[Start Exercise input]

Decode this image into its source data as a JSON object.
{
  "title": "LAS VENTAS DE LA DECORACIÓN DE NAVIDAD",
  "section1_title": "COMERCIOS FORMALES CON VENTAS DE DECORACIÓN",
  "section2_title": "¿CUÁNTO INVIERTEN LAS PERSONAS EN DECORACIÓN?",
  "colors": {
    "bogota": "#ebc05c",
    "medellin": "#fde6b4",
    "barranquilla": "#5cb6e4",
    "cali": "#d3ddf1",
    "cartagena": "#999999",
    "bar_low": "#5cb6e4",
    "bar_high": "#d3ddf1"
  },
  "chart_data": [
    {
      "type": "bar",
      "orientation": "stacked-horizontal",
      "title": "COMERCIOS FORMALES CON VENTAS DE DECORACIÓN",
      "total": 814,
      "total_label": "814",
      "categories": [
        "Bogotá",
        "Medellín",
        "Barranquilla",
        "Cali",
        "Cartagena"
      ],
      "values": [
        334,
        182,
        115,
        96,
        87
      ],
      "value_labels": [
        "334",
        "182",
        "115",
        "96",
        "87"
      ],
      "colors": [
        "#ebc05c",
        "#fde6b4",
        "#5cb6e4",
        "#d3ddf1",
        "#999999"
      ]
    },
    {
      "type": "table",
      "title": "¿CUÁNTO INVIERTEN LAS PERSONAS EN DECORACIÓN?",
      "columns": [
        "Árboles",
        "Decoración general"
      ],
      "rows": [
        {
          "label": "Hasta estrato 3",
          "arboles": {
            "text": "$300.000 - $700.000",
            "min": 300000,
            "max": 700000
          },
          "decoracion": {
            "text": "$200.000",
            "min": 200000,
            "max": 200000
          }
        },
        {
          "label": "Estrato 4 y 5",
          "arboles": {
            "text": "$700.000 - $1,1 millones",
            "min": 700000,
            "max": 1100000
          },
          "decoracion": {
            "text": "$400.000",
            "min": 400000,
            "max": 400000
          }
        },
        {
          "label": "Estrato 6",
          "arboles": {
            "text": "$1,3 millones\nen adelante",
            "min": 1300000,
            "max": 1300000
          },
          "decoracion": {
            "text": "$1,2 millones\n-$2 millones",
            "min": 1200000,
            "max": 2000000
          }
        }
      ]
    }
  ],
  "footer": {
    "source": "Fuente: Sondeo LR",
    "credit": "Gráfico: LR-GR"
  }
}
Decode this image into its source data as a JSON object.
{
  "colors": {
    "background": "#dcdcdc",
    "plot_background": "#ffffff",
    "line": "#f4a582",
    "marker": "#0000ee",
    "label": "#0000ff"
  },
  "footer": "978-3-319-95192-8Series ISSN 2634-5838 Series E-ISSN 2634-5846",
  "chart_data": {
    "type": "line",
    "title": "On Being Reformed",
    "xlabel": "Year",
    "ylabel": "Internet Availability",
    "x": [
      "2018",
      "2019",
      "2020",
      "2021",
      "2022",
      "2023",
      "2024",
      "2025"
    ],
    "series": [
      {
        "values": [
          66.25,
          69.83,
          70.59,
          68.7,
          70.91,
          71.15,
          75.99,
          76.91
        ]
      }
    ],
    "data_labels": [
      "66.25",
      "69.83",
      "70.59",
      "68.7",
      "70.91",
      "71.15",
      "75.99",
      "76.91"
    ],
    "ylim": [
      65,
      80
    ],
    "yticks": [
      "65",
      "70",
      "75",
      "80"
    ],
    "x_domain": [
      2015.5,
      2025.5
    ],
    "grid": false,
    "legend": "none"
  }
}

[End Exercise input]

**Aim of the task**
Tally every line of the listing that holds the string "footer", then give the number by itself.

**Finished answer**
2